#### EXERCISE TASK
Copy the data that follows, character for character, minus the pictures.
----------
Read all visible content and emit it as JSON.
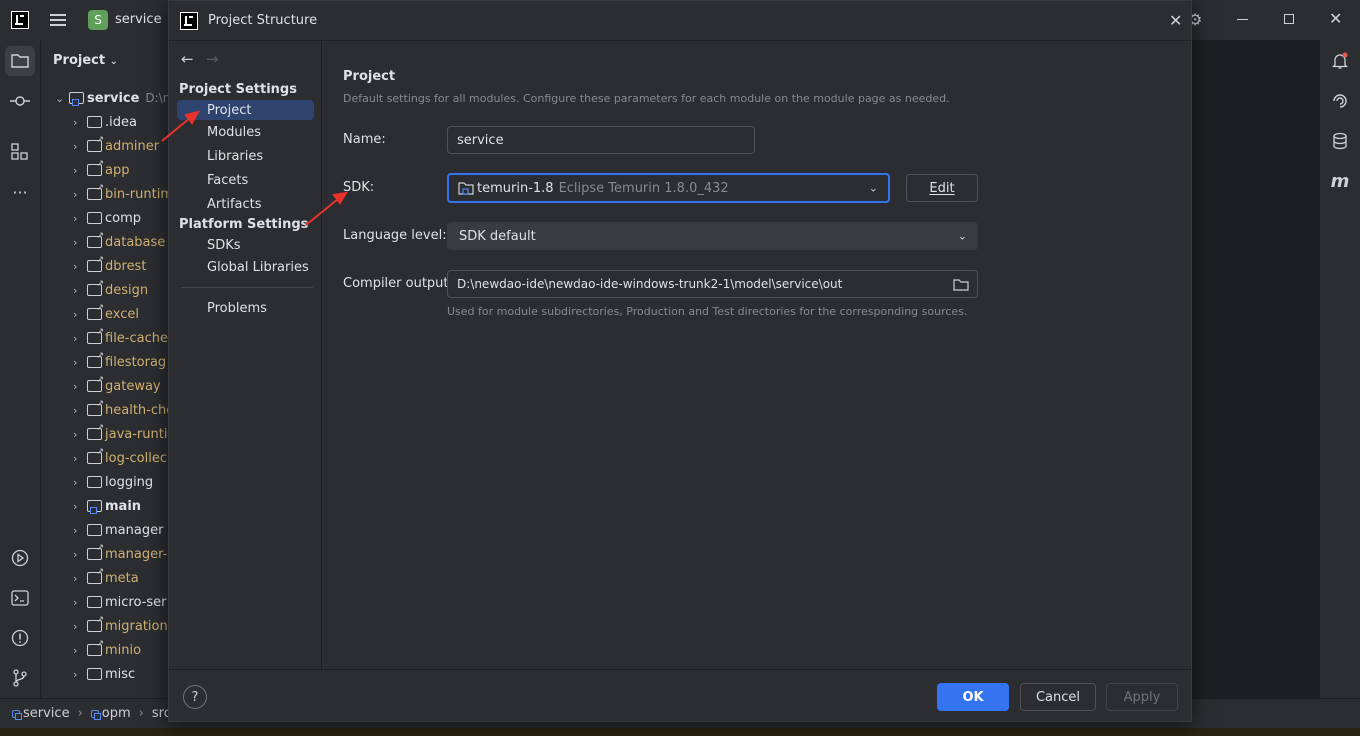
{
  "ide": {
    "project_badge": "S",
    "project_name": "service",
    "panel_title": "Project"
  },
  "tree": {
    "root_label": "service",
    "root_path": "D:\\ne",
    "items": [
      {
        "label": ".idea",
        "kind": "plain"
      },
      {
        "label": "adminer",
        "kind": "ext"
      },
      {
        "label": "app",
        "kind": "ext"
      },
      {
        "label": "bin-runtim",
        "kind": "ext"
      },
      {
        "label": "comp",
        "kind": "plain"
      },
      {
        "label": "database",
        "kind": "ext"
      },
      {
        "label": "dbrest",
        "kind": "ext"
      },
      {
        "label": "design",
        "kind": "ext"
      },
      {
        "label": "excel",
        "kind": "ext"
      },
      {
        "label": "file-cache",
        "kind": "ext"
      },
      {
        "label": "filestorag",
        "kind": "ext"
      },
      {
        "label": "gateway",
        "kind": "ext"
      },
      {
        "label": "health-che",
        "kind": "ext"
      },
      {
        "label": "java-runti",
        "kind": "ext"
      },
      {
        "label": "log-collec",
        "kind": "ext"
      },
      {
        "label": "logging",
        "kind": "plain"
      },
      {
        "label": "main",
        "kind": "mod"
      },
      {
        "label": "manager",
        "kind": "plain"
      },
      {
        "label": "manager-",
        "kind": "ext"
      },
      {
        "label": "meta",
        "kind": "ext"
      },
      {
        "label": "micro-ser",
        "kind": "plain"
      },
      {
        "label": "migration",
        "kind": "ext"
      },
      {
        "label": "minio",
        "kind": "ext"
      },
      {
        "label": "misc",
        "kind": "plain"
      }
    ]
  },
  "status_bar": {
    "crumbs": [
      "service",
      "opm",
      "src"
    ]
  },
  "dialog": {
    "title": "Project Structure",
    "nav": {
      "project_settings_header": "Project Settings",
      "project_settings_items": [
        "Project",
        "Modules",
        "Libraries",
        "Facets",
        "Artifacts"
      ],
      "platform_settings_header": "Platform Settings",
      "platform_settings_items": [
        "SDKs",
        "Global Libraries"
      ],
      "problems": "Problems"
    },
    "content": {
      "heading": "Project",
      "description": "Default settings for all modules. Configure these parameters for each module on the module page as needed.",
      "name_label": "Name:",
      "name_value": "service",
      "sdk_label": "SDK:",
      "sdk_name": "temurin-1.8",
      "sdk_detail": "Eclipse Temurin 1.8.0_432",
      "edit_button": "Edit",
      "language_level_label": "Language level:",
      "language_level_value": "SDK default",
      "compiler_output_label": "Compiler output:",
      "compiler_output_value": "D:\\newdao-ide\\newdao-ide-windows-trunk2-1\\model\\service\\out",
      "compiler_output_hint": "Used for module subdirectories, Production and Test directories for the corresponding sources."
    },
    "footer": {
      "help": "?",
      "ok": "OK",
      "cancel": "Cancel",
      "apply": "Apply"
    }
  },
  "colors": {
    "accent": "#3574f0",
    "annotation_arrow": "#e8322b"
  }
}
----------
#### REPLY TO THE EXERCISE
Read all visible content and emit it as JSON.
{
  "ide": {
    "project_badge": "S",
    "project_name": "service",
    "panel_title": "Project"
  },
  "tree": {
    "root_label": "service",
    "root_path": "D:\\ne",
    "items": [
      {
        "label": ".idea",
        "kind": "plain"
      },
      {
        "label": "adminer",
        "kind": "ext"
      },
      {
        "label": "app",
        "kind": "ext"
      },
      {
        "label": "bin-runtim",
        "kind": "ext"
      },
      {
        "label": "comp",
        "kind": "plain"
      },
      {
        "label": "database",
        "kind": "ext"
      },
      {
        "label": "dbrest",
        "kind": "ext"
      },
      {
        "label": "design",
        "kind": "ext"
      },
      {
        "label": "excel",
        "kind": "ext"
      },
      {
        "label": "file-cache",
        "kind": "ext"
      },
      {
        "label": "filestorag",
        "kind": "ext"
      },
      {
        "label": "gateway",
        "kind": "ext"
      },
      {
        "label": "health-che",
        "kind": "ext"
      },
      {
        "label": "java-runti",
        "kind": "ext"
      },
      {
        "label": "log-collec",
        "kind": "ext"
      },
      {
        "label": "logging",
        "kind": "plain"
      },
      {
        "label": "main",
        "kind": "mod"
      },
      {
        "label": "manager",
        "kind": "plain"
      },
      {
        "label": "manager-",
        "kind": "ext"
      },
      {
        "label": "meta",
        "kind": "ext"
      },
      {
        "label": "micro-ser",
        "kind": "plain"
      },
      {
        "label": "migration",
        "kind": "ext"
      },
      {
        "label": "minio",
        "kind": "ext"
      },
      {
        "label": "misc",
        "kind": "plain"
      }
    ]
  },
  "status_bar": {
    "crumbs": [
      "service",
      "opm",
      "src"
    ]
  },
  "dialog": {
    "title": "Project Structure",
    "nav": {
      "project_settings_header": "Project Settings",
      "project_settings_items": [
        "Project",
        "Modules",
        "Libraries",
        "Facets",
        "Artifacts"
      ],
      "platform_settings_header": "Platform Settings",
      "platform_settings_items": [
        "SDKs",
        "Global Libraries"
      ],
      "problems": "Problems"
    },
    "content": {
      "heading": "Project",
      "description": "Default settings for all modules. Configure these parameters for each module on the module page as needed.",
      "name_label": "Name:",
      "name_value": "service",
      "sdk_label": "SDK:",
      "sdk_name": "temurin-1.8",
      "sdk_detail": "Eclipse Temurin 1.8.0_432",
      "edit_button": "Edit",
      "language_level_label": "Language level:",
      "language_level_value": "SDK default",
      "compiler_output_label": "Compiler output:",
      "compiler_output_value": "D:\\newdao-ide\\newdao-ide-windows-trunk2-1\\model\\service\\out",
      "compiler_output_hint": "Used for module subdirectories, Production and Test directories for the corresponding sources."
    },
    "footer": {
      "help": "?",
      "ok": "OK",
      "cancel": "Cancel",
      "apply": "Apply"
    }
  },
  "colors": {
    "accent": "#3574f0",
    "annotation_arrow": "#e8322b"
  }
}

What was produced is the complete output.